▸ EXERCISE PROMPT
Reproduce all the lines exactly as they stand, apart from the pictures.

### MATERIAL SHOWN ###

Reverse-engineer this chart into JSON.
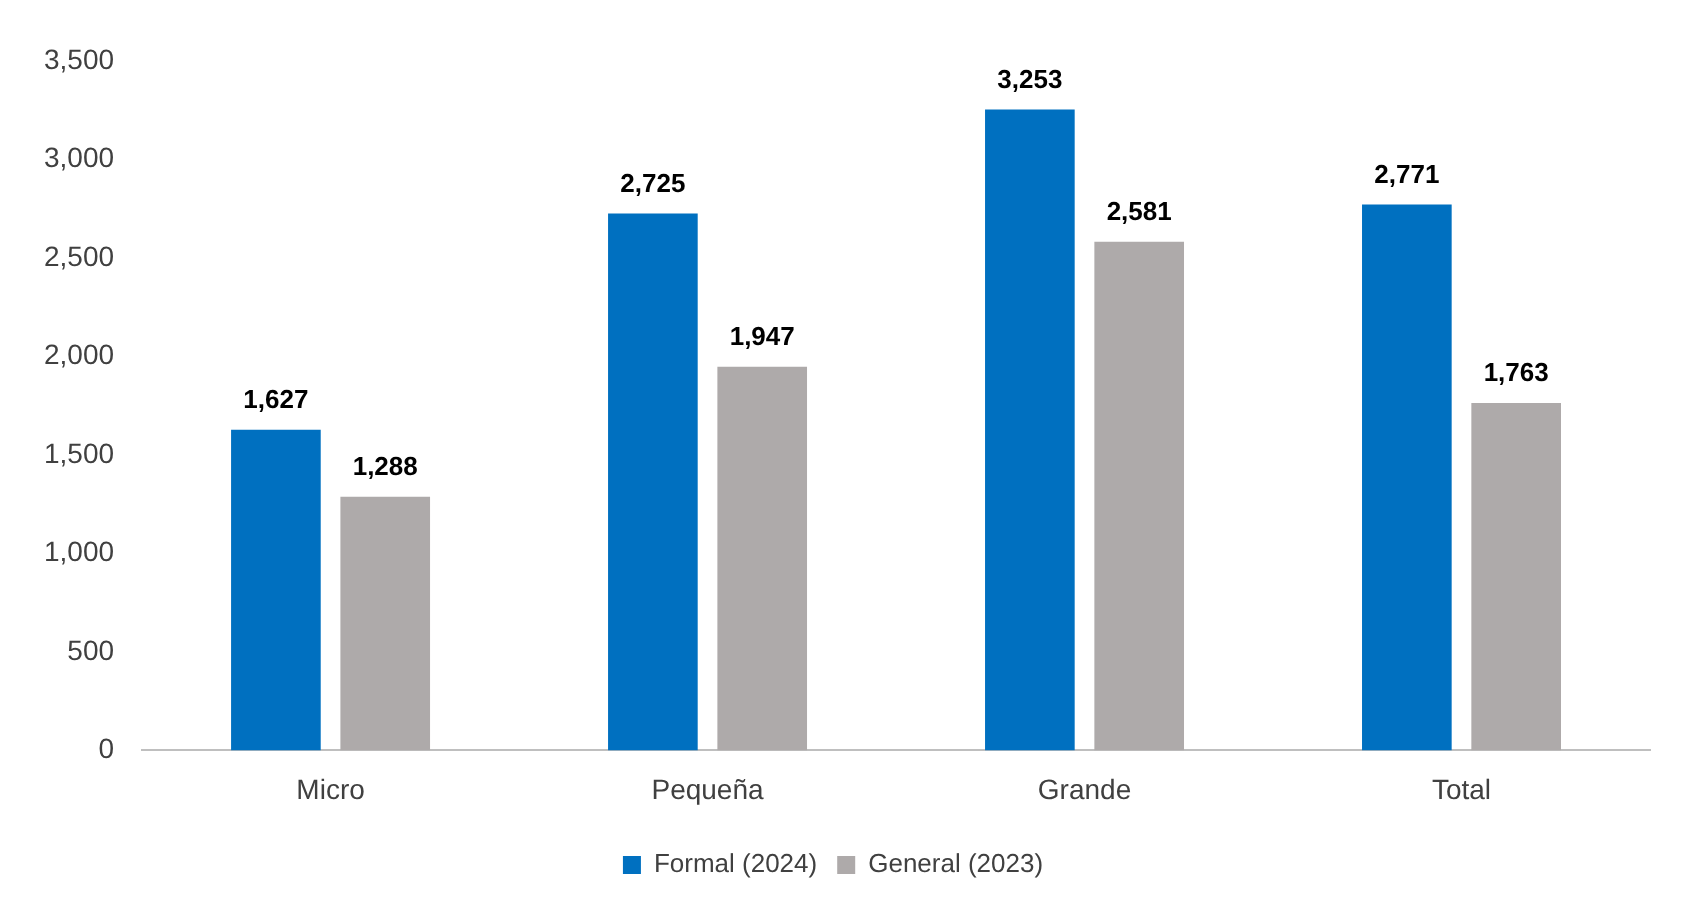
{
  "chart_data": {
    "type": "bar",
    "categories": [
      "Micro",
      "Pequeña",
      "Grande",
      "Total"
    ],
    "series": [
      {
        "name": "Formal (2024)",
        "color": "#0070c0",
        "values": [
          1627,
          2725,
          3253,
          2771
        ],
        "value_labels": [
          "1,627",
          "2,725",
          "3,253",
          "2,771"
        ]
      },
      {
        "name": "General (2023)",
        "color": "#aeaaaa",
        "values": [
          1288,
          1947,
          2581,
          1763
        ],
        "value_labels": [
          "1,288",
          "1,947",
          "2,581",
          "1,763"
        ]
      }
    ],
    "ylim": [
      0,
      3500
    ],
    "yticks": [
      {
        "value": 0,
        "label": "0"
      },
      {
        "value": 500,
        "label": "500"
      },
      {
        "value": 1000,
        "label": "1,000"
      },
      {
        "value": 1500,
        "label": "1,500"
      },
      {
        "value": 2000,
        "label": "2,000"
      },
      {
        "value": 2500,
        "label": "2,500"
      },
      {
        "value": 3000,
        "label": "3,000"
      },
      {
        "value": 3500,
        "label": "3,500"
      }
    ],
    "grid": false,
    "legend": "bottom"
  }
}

###

▸ RESULT FOR THIS EXERCISE
Reverse-engineer this chart into JSON.
{
  "chart_data": {
    "type": "bar",
    "categories": [
      "Micro",
      "Pequeña",
      "Grande",
      "Total"
    ],
    "series": [
      {
        "name": "Formal (2024)",
        "color": "#0070c0",
        "values": [
          1627,
          2725,
          3253,
          2771
        ],
        "value_labels": [
          "1,627",
          "2,725",
          "3,253",
          "2,771"
        ]
      },
      {
        "name": "General (2023)",
        "color": "#aeaaaa",
        "values": [
          1288,
          1947,
          2581,
          1763
        ],
        "value_labels": [
          "1,288",
          "1,947",
          "2,581",
          "1,763"
        ]
      }
    ],
    "ylim": [
      0,
      3500
    ],
    "yticks": [
      {
        "value": 0,
        "label": "0"
      },
      {
        "value": 500,
        "label": "500"
      },
      {
        "value": 1000,
        "label": "1,000"
      },
      {
        "value": 1500,
        "label": "1,500"
      },
      {
        "value": 2000,
        "label": "2,000"
      },
      {
        "value": 2500,
        "label": "2,500"
      },
      {
        "value": 3000,
        "label": "3,000"
      },
      {
        "value": 3500,
        "label": "3,500"
      }
    ],
    "grid": false,
    "legend": "bottom"
  }
}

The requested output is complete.